TASK INPUTS
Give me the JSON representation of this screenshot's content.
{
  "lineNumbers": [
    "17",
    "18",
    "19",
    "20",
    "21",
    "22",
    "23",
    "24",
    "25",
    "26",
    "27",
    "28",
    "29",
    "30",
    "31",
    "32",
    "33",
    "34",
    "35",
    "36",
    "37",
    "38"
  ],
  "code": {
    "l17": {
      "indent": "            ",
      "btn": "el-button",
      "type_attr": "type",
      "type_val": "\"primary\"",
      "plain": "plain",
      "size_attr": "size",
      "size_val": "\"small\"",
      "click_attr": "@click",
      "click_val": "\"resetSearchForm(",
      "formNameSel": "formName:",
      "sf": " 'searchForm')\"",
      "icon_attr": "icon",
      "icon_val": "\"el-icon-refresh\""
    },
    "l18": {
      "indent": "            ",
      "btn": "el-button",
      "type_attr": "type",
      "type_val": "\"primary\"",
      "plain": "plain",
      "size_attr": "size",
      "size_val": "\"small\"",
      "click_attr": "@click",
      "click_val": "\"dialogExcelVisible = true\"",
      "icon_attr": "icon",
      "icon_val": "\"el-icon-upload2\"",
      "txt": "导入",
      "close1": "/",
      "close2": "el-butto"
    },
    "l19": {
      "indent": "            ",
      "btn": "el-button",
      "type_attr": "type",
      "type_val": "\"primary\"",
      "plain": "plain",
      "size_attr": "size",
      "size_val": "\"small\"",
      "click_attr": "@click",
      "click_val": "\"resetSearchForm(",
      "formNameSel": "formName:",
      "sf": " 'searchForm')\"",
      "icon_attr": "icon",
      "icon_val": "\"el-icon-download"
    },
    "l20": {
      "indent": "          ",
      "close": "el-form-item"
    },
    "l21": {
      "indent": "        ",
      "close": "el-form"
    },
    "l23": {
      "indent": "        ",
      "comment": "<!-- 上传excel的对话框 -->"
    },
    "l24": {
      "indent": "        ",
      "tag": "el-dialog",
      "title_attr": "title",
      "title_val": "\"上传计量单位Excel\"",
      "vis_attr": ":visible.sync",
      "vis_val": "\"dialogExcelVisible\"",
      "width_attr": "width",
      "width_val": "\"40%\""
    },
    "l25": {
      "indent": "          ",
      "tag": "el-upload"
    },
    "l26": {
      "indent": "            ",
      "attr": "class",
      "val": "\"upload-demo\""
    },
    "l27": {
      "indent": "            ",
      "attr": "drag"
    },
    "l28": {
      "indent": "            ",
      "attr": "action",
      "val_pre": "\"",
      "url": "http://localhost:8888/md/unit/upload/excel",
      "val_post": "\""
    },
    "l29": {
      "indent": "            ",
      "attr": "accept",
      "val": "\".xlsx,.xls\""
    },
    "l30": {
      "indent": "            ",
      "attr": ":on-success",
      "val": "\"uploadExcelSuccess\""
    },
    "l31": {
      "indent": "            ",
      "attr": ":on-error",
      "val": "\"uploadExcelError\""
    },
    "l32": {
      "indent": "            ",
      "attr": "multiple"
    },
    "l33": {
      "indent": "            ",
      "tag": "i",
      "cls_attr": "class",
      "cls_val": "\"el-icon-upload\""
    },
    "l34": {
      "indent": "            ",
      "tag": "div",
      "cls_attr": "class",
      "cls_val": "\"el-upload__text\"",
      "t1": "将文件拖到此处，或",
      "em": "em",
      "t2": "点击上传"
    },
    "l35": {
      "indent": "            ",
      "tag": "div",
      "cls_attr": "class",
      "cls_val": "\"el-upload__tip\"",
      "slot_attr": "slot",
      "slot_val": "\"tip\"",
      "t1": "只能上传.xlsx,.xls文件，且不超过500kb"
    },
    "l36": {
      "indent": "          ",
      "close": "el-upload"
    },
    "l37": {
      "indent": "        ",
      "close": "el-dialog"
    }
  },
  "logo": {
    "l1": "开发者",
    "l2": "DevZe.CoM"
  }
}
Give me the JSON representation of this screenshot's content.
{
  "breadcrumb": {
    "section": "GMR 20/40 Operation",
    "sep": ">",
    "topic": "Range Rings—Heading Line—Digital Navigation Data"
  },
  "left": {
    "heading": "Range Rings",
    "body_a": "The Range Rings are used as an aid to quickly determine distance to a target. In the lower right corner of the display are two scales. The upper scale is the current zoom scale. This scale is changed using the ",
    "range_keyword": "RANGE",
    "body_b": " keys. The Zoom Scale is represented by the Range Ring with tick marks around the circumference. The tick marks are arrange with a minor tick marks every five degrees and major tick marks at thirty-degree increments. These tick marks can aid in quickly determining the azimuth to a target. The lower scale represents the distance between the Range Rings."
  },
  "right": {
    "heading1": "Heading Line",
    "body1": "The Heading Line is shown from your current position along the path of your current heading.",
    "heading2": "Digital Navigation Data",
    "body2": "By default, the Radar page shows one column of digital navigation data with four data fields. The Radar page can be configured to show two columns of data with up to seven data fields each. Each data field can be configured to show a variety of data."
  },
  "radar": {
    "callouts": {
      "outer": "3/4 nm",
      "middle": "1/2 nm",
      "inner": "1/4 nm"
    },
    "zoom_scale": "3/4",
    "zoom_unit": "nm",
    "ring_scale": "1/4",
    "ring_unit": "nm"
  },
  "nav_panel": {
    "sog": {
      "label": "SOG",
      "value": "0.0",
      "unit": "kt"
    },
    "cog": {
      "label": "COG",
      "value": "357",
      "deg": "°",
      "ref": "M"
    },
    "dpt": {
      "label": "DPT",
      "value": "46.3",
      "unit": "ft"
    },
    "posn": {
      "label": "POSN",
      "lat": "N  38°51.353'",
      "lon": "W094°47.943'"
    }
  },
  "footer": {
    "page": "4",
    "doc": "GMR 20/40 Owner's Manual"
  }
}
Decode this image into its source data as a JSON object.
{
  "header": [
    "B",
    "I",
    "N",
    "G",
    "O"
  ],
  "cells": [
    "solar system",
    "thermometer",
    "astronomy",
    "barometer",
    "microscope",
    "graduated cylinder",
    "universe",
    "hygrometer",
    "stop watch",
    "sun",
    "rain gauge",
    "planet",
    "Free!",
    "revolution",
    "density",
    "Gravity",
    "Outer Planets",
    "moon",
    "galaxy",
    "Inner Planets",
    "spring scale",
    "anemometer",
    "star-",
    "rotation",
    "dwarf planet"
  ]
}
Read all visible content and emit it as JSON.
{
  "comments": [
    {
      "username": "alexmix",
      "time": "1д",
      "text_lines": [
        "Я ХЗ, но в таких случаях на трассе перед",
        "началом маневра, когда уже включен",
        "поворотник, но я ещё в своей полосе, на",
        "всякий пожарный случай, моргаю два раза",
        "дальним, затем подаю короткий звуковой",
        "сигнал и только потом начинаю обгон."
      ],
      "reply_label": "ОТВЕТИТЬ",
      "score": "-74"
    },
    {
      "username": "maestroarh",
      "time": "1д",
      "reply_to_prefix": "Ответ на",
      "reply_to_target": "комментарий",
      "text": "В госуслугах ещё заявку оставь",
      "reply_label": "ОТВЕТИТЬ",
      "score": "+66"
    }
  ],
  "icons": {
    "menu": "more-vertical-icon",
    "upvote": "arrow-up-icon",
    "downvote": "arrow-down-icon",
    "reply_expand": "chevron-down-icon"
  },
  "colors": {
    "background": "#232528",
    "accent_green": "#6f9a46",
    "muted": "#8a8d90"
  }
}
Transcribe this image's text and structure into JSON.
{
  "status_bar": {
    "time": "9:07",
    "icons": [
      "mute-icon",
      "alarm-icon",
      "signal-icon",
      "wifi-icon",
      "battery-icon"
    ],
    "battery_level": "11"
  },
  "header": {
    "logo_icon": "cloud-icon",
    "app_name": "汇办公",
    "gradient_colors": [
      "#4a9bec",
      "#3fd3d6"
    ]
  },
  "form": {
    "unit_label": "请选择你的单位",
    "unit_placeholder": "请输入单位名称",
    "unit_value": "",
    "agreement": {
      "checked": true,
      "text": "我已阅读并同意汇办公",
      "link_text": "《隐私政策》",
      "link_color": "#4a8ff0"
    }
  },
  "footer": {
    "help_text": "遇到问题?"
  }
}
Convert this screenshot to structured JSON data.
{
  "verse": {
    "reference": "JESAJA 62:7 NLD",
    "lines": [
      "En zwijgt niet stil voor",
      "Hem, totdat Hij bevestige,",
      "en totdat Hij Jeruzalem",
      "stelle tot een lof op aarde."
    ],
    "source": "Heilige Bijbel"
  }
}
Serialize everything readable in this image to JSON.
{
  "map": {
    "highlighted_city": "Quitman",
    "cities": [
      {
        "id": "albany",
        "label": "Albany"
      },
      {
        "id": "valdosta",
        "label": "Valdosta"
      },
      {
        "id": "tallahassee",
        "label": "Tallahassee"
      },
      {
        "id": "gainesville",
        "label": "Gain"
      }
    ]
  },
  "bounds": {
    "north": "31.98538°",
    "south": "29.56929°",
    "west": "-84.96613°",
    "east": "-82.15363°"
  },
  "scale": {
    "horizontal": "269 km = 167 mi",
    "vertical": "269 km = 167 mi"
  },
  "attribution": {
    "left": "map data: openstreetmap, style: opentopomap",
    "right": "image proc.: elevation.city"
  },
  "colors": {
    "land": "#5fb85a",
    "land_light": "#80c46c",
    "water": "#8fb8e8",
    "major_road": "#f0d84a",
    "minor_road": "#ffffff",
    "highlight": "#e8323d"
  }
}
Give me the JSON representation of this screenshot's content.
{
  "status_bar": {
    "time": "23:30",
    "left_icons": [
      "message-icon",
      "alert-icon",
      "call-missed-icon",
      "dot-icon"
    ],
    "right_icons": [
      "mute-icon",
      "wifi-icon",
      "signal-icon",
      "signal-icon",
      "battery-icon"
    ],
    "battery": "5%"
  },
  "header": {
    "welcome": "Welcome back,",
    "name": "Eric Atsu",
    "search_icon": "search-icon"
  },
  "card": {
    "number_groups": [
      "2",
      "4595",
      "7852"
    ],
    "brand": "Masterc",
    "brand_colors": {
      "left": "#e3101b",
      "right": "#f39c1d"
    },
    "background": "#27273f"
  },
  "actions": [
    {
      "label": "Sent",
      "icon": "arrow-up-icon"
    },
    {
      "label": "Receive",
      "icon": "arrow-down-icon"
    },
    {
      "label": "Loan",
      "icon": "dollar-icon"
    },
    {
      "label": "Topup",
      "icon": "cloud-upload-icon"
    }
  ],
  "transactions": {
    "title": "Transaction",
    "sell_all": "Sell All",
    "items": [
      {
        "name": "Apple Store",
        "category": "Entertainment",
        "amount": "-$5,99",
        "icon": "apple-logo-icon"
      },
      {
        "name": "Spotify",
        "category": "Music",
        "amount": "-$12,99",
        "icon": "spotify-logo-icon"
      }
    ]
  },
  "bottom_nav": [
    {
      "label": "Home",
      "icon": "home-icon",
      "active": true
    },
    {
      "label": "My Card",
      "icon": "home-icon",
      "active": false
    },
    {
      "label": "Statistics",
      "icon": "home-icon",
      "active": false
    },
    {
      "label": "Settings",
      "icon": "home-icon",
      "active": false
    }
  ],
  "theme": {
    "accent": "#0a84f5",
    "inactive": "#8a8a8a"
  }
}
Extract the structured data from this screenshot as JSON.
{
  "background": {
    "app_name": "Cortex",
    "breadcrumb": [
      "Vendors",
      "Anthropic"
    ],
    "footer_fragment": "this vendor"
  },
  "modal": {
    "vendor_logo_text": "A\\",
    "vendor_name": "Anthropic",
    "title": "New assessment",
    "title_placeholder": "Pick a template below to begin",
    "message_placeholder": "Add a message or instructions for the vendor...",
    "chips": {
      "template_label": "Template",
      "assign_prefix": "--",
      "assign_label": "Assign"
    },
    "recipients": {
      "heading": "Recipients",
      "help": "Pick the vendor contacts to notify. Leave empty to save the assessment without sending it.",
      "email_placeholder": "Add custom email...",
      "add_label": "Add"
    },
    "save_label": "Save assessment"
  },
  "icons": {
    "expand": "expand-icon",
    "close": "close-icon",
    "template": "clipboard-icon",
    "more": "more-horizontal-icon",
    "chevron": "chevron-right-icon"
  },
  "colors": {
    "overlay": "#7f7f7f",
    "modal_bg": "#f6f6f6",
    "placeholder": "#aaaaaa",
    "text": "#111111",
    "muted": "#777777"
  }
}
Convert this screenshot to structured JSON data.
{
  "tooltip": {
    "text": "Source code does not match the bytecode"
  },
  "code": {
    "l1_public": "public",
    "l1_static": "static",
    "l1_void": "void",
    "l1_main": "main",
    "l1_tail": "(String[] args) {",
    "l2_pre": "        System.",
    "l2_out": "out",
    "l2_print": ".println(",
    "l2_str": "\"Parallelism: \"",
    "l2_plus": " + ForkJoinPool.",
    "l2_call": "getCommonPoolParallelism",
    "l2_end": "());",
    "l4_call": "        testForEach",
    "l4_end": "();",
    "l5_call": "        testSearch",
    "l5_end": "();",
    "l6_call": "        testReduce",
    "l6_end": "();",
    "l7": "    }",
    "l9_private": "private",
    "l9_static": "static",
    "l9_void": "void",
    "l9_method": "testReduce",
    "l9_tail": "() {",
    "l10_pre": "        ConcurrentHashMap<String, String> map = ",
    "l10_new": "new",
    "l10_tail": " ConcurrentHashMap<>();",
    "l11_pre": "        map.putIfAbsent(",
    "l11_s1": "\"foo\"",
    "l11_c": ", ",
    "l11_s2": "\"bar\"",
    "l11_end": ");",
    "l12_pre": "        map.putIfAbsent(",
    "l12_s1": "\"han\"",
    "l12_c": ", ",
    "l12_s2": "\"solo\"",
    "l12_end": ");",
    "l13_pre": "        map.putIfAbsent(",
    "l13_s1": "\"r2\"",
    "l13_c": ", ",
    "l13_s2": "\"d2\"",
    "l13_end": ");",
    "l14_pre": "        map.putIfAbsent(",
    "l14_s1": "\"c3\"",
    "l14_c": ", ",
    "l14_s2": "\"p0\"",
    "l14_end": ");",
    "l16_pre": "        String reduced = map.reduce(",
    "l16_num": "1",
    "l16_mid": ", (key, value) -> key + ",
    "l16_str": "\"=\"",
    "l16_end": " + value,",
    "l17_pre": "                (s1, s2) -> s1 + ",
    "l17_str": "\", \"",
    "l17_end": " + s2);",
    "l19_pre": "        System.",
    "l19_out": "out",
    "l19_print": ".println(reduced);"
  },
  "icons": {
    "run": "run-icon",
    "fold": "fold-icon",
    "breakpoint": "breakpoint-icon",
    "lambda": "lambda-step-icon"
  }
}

DIRECTION
Using the listing above, list every line in which the string "chevron" occurs.

THE SOLUTION
    "reply_expand": "chevron-down-icon"
    "chevron": "chevron-right-icon"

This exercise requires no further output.